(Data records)
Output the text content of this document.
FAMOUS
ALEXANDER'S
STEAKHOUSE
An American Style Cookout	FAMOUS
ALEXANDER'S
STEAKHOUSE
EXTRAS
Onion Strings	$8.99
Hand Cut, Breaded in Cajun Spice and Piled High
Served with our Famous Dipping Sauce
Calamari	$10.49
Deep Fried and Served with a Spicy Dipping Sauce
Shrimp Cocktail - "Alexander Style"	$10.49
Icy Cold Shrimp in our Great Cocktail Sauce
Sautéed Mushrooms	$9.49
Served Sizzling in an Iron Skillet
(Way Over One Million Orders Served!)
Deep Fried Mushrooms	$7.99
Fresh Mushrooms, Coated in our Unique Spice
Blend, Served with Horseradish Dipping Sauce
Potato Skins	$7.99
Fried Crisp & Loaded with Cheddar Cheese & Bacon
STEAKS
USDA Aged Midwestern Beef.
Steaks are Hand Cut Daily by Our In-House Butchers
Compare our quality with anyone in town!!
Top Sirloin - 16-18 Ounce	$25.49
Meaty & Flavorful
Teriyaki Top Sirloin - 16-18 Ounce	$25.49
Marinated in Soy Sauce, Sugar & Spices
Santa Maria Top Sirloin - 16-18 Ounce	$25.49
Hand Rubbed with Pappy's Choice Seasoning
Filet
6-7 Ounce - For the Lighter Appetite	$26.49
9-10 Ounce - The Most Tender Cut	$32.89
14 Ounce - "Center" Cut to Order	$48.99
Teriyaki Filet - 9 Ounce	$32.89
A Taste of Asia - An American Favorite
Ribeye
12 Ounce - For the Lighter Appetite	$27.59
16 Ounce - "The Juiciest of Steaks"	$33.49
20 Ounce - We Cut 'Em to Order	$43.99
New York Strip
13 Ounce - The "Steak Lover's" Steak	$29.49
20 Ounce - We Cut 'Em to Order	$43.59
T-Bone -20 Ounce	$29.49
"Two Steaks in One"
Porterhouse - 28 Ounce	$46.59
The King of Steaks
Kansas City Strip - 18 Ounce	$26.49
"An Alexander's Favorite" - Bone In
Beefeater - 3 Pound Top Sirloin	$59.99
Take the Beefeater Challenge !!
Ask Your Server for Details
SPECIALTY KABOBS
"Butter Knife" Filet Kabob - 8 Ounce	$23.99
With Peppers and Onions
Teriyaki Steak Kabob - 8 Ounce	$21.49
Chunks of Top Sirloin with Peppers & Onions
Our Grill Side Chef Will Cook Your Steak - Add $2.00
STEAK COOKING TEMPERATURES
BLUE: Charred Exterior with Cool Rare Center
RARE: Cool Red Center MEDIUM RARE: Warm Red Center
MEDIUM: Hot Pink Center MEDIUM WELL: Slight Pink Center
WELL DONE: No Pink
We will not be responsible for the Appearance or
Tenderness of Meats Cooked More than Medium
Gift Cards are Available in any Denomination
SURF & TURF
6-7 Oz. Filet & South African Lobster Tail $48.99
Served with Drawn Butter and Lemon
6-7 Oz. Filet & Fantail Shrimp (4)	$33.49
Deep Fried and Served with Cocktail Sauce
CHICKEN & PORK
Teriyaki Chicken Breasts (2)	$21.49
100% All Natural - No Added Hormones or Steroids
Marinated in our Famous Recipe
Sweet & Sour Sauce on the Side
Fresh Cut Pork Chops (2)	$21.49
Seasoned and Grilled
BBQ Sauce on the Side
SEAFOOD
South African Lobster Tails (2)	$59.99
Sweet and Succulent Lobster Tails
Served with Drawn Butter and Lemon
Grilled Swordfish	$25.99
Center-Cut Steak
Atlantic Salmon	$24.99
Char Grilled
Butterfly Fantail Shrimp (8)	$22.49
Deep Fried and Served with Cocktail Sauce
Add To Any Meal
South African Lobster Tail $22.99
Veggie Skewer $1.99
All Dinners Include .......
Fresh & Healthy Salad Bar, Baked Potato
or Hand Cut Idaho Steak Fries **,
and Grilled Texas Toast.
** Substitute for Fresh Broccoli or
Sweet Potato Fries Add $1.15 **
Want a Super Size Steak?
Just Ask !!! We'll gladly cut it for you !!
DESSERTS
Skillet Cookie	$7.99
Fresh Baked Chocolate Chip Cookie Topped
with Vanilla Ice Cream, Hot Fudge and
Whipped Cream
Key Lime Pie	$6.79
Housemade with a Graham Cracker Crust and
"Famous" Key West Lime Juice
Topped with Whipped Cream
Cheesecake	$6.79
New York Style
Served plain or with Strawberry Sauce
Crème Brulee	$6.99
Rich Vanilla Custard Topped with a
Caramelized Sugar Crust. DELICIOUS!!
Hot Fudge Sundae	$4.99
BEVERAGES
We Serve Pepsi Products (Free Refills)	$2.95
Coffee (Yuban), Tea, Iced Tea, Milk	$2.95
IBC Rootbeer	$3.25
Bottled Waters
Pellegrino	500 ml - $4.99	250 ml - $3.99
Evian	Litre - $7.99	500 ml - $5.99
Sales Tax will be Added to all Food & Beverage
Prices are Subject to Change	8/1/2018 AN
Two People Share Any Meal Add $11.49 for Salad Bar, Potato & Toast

OBJECTIVE: Copy each line of the data above that holds "Lighter".

FINISHED EXERCISE:
6-7 Ounce - For the Lighter Appetite	$26.49
12 Ounce - For the Lighter Appetite	$27.59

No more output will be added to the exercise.